**WYBRANY FRAGMENT**:
Dzięki „morskim” dronom Bayraktar TB2, Ukraińcy chcą wzmocnić zdolności swojej marynarki wojennej w zakresie obrony południowych granic kraju. Bezzałogowce będą mogły wykonywać operacje rozpoznawcze, oznaczać cele dla systemów rakietowych Neptun oraz przeprowadzać ataki z powietrza.

Ukraińska marynarka wojenna otrzymała pierwszy bezzałogowy zestaw rozpoznawczo-uderzeniowy Bayraktar TB2 dostarczony przez tureckiego producenta. Było to na początku lipca zapowiadane przez prezydenta Ukrainy, Wołodymyra Zełenskiego.

**ZADANIA DO WYKONANIA**:
1 > Na podstawie fragmentu o dronach Bayraktar TB2 wyjaśnij w jednym do trzech zdań, po co ukraińska marynarka wojenna ma korzystać z tych bezzałogowców.
2 > Przepisz wiernie rekordy od samego początku aż do wiersza zawierającego „In FIG. 9, the section”, łącznie z tym wierszem.
Fragment i rekordy nie mają ze sobą żadnego związku.

**DANE**:
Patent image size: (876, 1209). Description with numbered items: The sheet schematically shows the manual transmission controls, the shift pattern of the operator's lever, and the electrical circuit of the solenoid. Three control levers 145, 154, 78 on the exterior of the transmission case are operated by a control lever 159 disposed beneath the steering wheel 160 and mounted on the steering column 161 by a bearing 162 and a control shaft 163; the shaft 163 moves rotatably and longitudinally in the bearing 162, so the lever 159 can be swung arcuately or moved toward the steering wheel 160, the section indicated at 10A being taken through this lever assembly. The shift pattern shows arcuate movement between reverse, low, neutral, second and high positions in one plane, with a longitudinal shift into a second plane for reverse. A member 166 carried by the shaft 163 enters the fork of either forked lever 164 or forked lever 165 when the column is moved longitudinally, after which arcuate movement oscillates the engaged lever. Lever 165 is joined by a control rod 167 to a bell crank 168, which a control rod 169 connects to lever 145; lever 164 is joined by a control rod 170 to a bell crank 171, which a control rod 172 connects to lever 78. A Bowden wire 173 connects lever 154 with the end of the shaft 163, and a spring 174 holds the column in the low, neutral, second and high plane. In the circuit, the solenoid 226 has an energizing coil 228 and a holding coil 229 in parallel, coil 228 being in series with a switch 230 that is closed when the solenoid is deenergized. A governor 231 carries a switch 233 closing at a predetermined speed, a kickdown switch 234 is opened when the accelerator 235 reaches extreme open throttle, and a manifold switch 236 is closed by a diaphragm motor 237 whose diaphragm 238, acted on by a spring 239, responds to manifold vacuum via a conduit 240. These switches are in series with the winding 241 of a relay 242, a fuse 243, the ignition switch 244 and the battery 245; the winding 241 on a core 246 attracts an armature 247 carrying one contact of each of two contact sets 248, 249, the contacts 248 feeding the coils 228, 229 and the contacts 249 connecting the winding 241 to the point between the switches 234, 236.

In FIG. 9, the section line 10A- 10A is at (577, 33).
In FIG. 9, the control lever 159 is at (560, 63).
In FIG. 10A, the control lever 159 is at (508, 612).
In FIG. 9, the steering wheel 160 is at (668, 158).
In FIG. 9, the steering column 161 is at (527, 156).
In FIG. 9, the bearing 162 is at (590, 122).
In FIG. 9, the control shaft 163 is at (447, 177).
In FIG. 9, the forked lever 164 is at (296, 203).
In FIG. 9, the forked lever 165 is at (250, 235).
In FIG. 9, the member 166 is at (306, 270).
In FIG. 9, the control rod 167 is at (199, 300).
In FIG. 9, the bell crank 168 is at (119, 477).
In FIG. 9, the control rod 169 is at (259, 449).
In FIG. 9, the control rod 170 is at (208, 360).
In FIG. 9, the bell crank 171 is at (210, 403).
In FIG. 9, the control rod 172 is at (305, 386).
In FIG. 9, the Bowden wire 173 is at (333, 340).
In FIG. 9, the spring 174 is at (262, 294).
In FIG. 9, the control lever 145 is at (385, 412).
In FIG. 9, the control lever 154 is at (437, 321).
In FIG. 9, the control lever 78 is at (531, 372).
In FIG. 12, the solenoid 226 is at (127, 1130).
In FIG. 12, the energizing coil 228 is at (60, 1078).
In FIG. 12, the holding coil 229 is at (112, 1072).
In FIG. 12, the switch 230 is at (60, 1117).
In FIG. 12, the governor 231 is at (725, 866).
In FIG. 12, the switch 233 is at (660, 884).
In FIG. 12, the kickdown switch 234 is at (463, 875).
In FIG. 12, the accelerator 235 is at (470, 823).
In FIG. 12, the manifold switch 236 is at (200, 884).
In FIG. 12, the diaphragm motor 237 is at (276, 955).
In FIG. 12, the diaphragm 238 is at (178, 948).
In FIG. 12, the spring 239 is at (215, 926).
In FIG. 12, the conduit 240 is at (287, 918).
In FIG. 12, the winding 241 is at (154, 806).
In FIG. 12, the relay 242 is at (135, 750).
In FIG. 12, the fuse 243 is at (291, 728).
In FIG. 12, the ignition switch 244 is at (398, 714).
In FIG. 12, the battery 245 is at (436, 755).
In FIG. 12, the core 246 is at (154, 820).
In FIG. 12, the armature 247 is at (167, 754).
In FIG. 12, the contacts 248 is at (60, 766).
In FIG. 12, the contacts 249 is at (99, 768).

**ROZWIĄZANIA ZADAŃ**:
1 > Dzięki tym dronom Ukraińcy chcą wzmocnić zdolności swojej marynarki wojennej w zakresie obrony południowych granic kraju. Bezzałogowce będą mogły prowadzić rozpoznanie, oznaczać cele dla systemów rakietowych Neptun i przeprowadzać ataki z powietrza.

2 >
Patent image size: (876, 1209). Description with numbered items: The sheet schematically shows the manual transmission controls, the shift pattern of the operator's lever, and the electrical circuit of the solenoid. Three control levers 145, 154, 78 on the exterior of the transmission case are operated by a control lever 159 disposed beneath the steering wheel 160 and mounted on the steering column 161 by a bearing 162 and a control shaft 163; the shaft 163 moves rotatably and longitudinally in the bearing 162, so the lever 159 can be swung arcuately or moved toward the steering wheel 160, the section indicated at 10A being taken through this lever assembly. The shift pattern shows arcuate movement between reverse, low, neutral, second and high positions in one plane, with a longitudinal shift into a second plane for reverse. A member 166 carried by the shaft 163 enters the fork of either forked lever 164 or forked lever 165 when the column is moved longitudinally, after which arcuate movement oscillates the engaged lever. Lever 165 is joined by a control rod 167 to a bell crank 168, which a control rod 169 connects to lever 145; lever 164 is joined by a control rod 170 to a bell crank 171, which a control rod 172 connects to lever 78. A Bowden wire 173 connects lever 154 with the end of the shaft 163, and a spring 174 holds the column in the low, neutral, second and high plane. In the circuit, the solenoid 226 has an energizing coil 228 and a holding coil 229 in parallel, coil 228 being in series with a switch 230 that is closed when the solenoid is deenergized. A governor 231 carries a switch 233 closing at a predetermined speed, a kickdown switch 234 is opened when the accelerator 235 reaches extreme open throttle, and a manifold switch 236 is closed by a diaphragm motor 237 whose diaphragm 238, acted on by a spring 239, responds to manifold vacuum via a conduit 240. These switches are in series with the winding 241 of a relay 242, a fuse 243, the ignition switch 244 and the battery 245; the winding 241 on a core 246 attracts an armature 247 carrying one contact of each of two contact sets 248, 249, the contacts 248 feeding the coils 228, 229 and the contacts 249 connecting the winding 241 to the point between the switches 234, 236.

In FIG. 9, the section line 10A- 10A is at (577, 33).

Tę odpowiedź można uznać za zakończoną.